TASK BRIEF: Keep only the lines that hold the string "купата", filtering out the rest of the entries below.
——
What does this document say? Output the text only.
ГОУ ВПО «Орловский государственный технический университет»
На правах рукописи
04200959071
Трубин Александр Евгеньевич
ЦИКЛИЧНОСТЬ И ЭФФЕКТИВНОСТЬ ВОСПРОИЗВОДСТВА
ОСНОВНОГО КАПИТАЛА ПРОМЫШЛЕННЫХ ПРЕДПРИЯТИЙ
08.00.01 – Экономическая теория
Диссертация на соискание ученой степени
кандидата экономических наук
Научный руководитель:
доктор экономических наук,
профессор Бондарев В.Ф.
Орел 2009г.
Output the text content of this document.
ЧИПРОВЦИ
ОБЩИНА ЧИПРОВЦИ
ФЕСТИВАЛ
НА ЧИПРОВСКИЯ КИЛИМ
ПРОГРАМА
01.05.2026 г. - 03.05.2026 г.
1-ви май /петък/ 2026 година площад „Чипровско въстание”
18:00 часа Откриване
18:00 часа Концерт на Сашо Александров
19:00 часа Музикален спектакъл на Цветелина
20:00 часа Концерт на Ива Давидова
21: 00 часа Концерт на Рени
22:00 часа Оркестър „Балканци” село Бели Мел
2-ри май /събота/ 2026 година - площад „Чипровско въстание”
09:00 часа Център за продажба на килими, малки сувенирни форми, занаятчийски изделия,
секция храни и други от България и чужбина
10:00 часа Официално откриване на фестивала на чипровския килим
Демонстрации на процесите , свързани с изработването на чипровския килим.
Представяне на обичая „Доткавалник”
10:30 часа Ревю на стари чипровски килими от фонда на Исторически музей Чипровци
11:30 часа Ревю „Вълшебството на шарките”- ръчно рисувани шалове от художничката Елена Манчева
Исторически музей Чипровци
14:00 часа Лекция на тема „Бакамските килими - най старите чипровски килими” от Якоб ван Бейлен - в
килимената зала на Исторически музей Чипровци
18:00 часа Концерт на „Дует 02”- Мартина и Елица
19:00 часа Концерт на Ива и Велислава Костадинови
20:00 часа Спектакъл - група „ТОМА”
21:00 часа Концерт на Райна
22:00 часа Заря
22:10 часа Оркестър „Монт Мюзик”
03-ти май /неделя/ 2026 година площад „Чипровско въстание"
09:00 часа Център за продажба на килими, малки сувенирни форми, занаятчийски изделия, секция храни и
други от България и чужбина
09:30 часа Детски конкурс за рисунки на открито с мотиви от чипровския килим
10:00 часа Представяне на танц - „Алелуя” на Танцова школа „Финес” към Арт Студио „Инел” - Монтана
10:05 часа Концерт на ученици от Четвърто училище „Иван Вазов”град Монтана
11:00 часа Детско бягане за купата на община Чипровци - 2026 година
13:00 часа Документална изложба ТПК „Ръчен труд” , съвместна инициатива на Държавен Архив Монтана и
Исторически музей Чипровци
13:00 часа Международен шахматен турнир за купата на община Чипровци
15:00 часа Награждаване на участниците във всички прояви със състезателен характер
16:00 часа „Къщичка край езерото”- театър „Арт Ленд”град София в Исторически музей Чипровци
——
RESPONSE TO THIS TASK:
11:00 часа Детско бягане за купата на община Чипровци - 2026 година
13:00 часа Международен шахматен турнир за купата на община Чипровци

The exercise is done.